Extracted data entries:
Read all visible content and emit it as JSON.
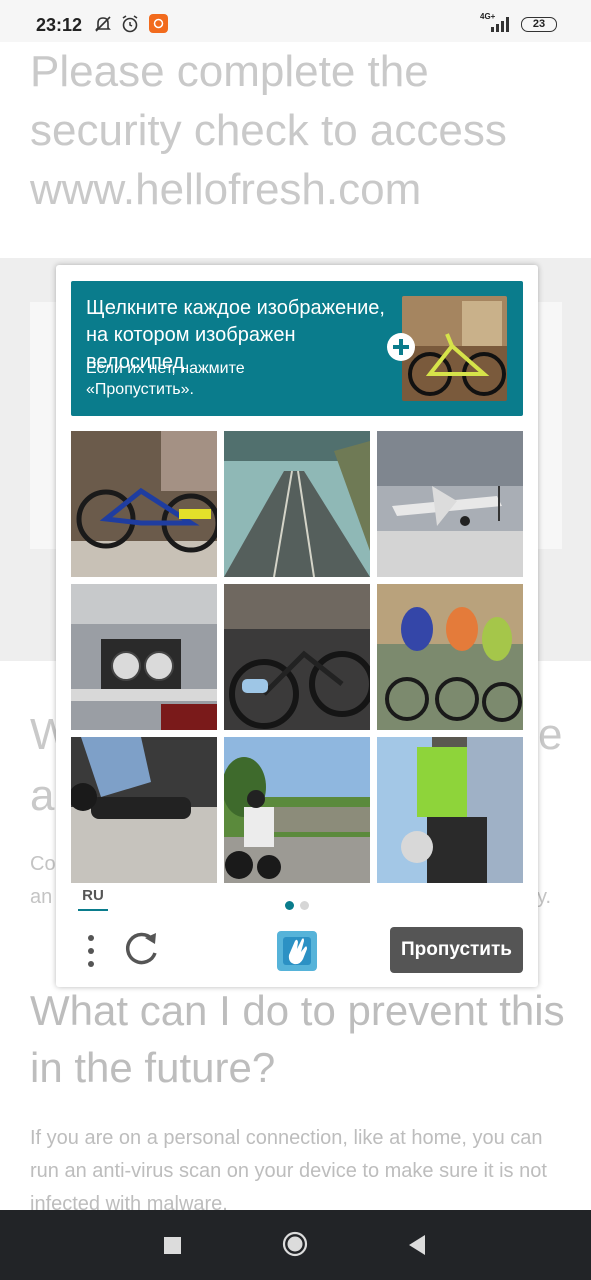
{
  "status_bar": {
    "time": "23:12",
    "icons": [
      "mute-icon",
      "alarm-icon",
      "app-notification-icon"
    ],
    "network": "4G+",
    "battery": "23"
  },
  "page": {
    "title": "Please complete the security check to access www.hellofresh.com",
    "heading2_left_line1": "W",
    "heading2_left_line2": "a",
    "heading2_right_line1": "e",
    "body2_left_line1": "Co",
    "body2_left_line2": "an",
    "body2_right_line2": "y.",
    "section_heading": "What can I do to prevent this in the future?",
    "section_body": "If you are on a personal connection, like at home, you can run an anti-virus scan on your device to make sure it is not infected with malware."
  },
  "captcha": {
    "prompt_title": "Щелкните каждое изображение, на котором изображен велосипед",
    "prompt_subtitle": "Если их нет, нажмите «Пропустить».",
    "example_image": "bicycle-example-image",
    "tiles": [
      {
        "name": "tile-1",
        "subject": "bicycle"
      },
      {
        "name": "tile-2",
        "subject": "railway-tracks"
      },
      {
        "name": "tile-3",
        "subject": "airplane"
      },
      {
        "name": "tile-4",
        "subject": "motorcycle-dashboard"
      },
      {
        "name": "tile-5",
        "subject": "bicycle"
      },
      {
        "name": "tile-6",
        "subject": "cyclists"
      },
      {
        "name": "tile-7",
        "subject": "motorcycle"
      },
      {
        "name": "tile-8",
        "subject": "motorcycle-rider"
      },
      {
        "name": "tile-9",
        "subject": "motorcycle"
      }
    ],
    "language": "RU",
    "page_indicator": {
      "current": 1,
      "total": 2
    },
    "skip_label": "Пропустить",
    "accent_color": "#0a7c8c"
  },
  "nav_bar": {
    "buttons": [
      "recents-button",
      "home-button",
      "back-button"
    ]
  }
}
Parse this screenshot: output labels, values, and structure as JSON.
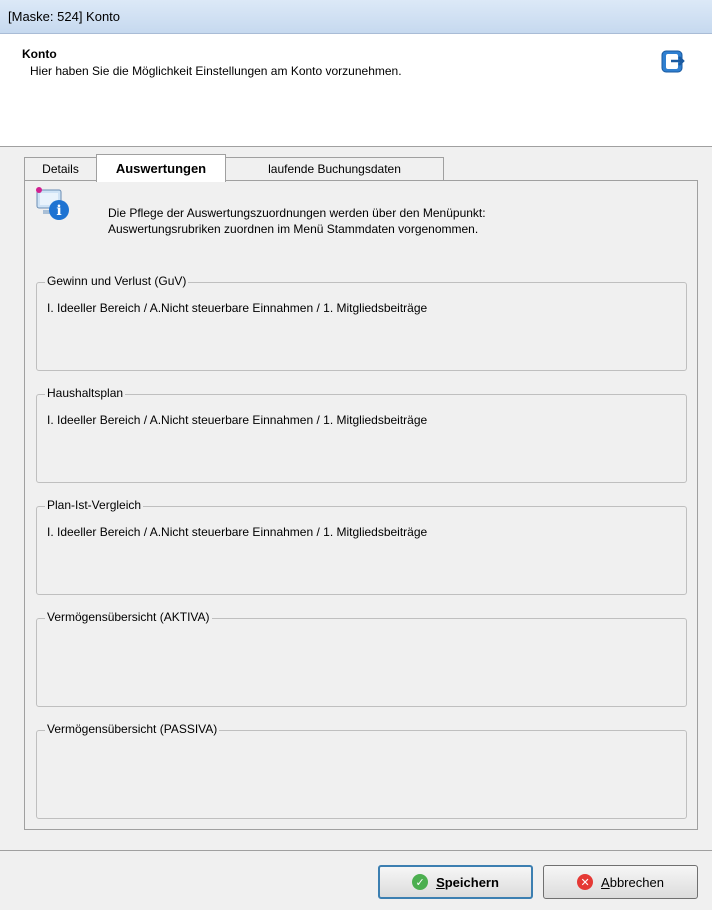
{
  "window": {
    "title": "[Maske: 524] Konto"
  },
  "header": {
    "title": "Konto",
    "subtitle": "Hier haben Sie die Möglichkeit Einstellungen am Konto vorzunehmen.",
    "icon": "exit-door-icon"
  },
  "tabs": [
    {
      "label": "Details",
      "active": false
    },
    {
      "label": "Auswertungen",
      "active": true
    },
    {
      "label": "laufende Buchungsdaten",
      "active": false
    }
  ],
  "info": {
    "icon": "computer-info-icon",
    "line1": "Die Pflege der Auswertungszuordnungen werden über den Menüpunkt:",
    "line2": "Auswertungsrubriken zuordnen im Menü Stammdaten vorgenommen."
  },
  "groups": [
    {
      "label": "Gewinn und Verlust (GuV)",
      "value": "I. Ideeller Bereich / A.Nicht steuerbare Einnahmen / 1. Mitgliedsbeiträge"
    },
    {
      "label": "Haushaltsplan",
      "value": "I. Ideeller Bereich / A.Nicht steuerbare Einnahmen / 1. Mitgliedsbeiträge"
    },
    {
      "label": "Plan-Ist-Vergleich",
      "value": "I. Ideeller Bereich / A.Nicht steuerbare Einnahmen / 1. Mitgliedsbeiträge"
    },
    {
      "label": "Vermögensübersicht (AKTIVA)",
      "value": ""
    },
    {
      "label": "Vermögensübersicht (PASSIVA)",
      "value": ""
    }
  ],
  "buttons": {
    "save": {
      "label_first": "S",
      "label_rest": "peichern",
      "icon": "check-icon",
      "icon_color": "#4caf50"
    },
    "cancel": {
      "label_first": "A",
      "label_rest": "bbrechen",
      "icon": "close-icon",
      "icon_color": "#e53935"
    }
  }
}
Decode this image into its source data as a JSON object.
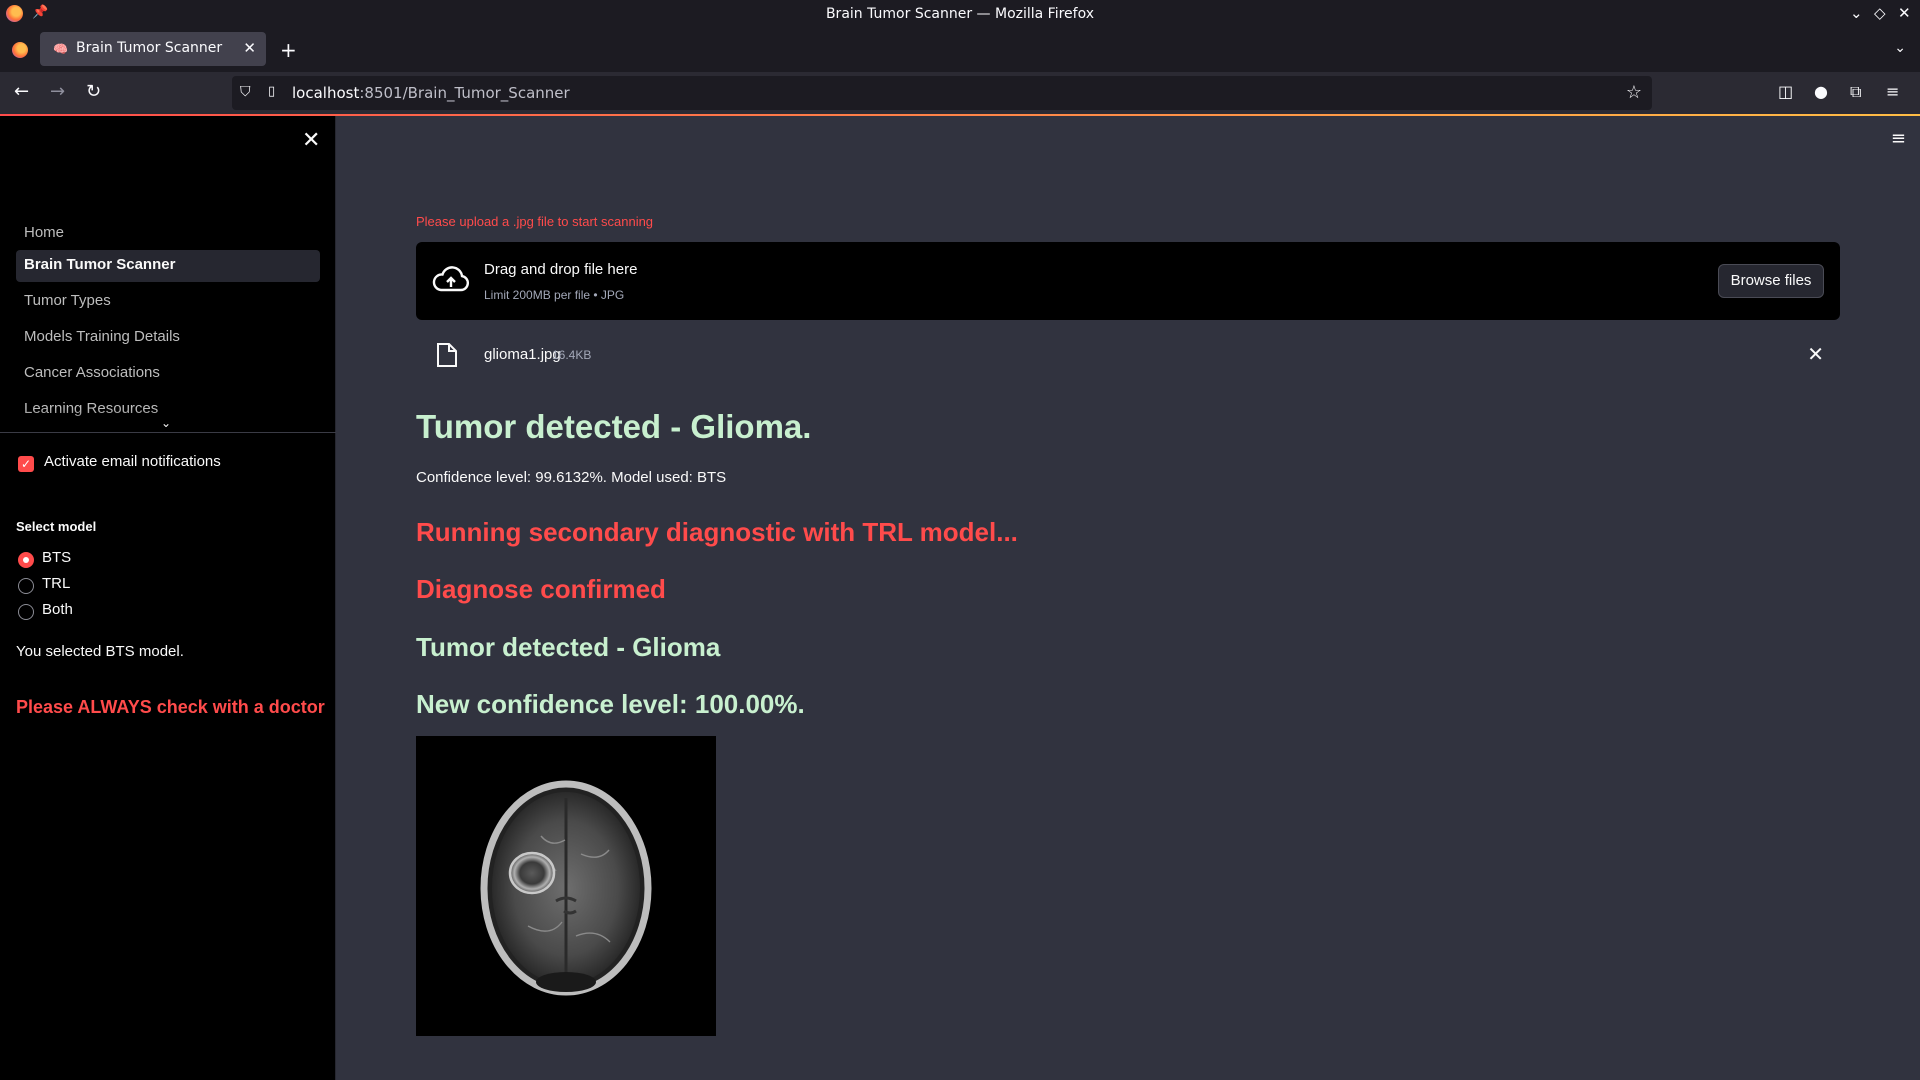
{
  "browser": {
    "window_title": "Brain Tumor Scanner — Mozilla Firefox",
    "tab_title": "Brain Tumor Scanner",
    "tab_favicon": "brain-emoji",
    "url_host": "localhost",
    "url_path": ":8501/Brain_Tumor_Scanner"
  },
  "sidebar": {
    "nav_items": [
      {
        "label": "Home",
        "active": false
      },
      {
        "label": "Brain Tumor Scanner",
        "active": true
      },
      {
        "label": "Tumor Types",
        "active": false
      },
      {
        "label": "Models Training Details",
        "active": false
      },
      {
        "label": "Cancer Associations",
        "active": false
      },
      {
        "label": "Learning Resources",
        "active": false
      }
    ],
    "email_checkbox": {
      "label": "Activate email notifications",
      "checked": true
    },
    "model_select": {
      "label": "Select model",
      "options": [
        "BTS",
        "TRL",
        "Both"
      ],
      "selected": "BTS"
    },
    "selected_info": "You selected BTS model.",
    "warning": "Please ALWAYS check with a doctor"
  },
  "main": {
    "upload_label": "Please upload a .jpg file to start scanning",
    "dropzone": {
      "title": "Drag and drop file here",
      "limit": "Limit 200MB per file • JPG",
      "browse_label": "Browse files"
    },
    "file": {
      "name": "glioma1.jpg",
      "size": "16.4KB"
    },
    "result_heading": "Tumor detected - Glioma.",
    "confidence_text": "Confidence level: 99.6132%. Model used: BTS",
    "secondary_heading": "Running secondary diagnostic with TRL model...",
    "confirmed_heading": "Diagnose confirmed",
    "secondary_result": "Tumor detected - Glioma",
    "new_confidence": "New confidence level: 100.00%."
  },
  "colors": {
    "accent_red": "#ff4b4b",
    "success_green": "#c8f0cf",
    "main_bg": "#31333f",
    "sidebar_bg": "#000000"
  }
}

**What the exercise asks**
Go through the records line by line, and copy each line that holds the string "this".

**Solution**
    "section_heading": "What can I do to prevent this in the future?",
Parse this screenshot: output labels, values, and structure as JSON.
Decode this image into its source data as a JSON object.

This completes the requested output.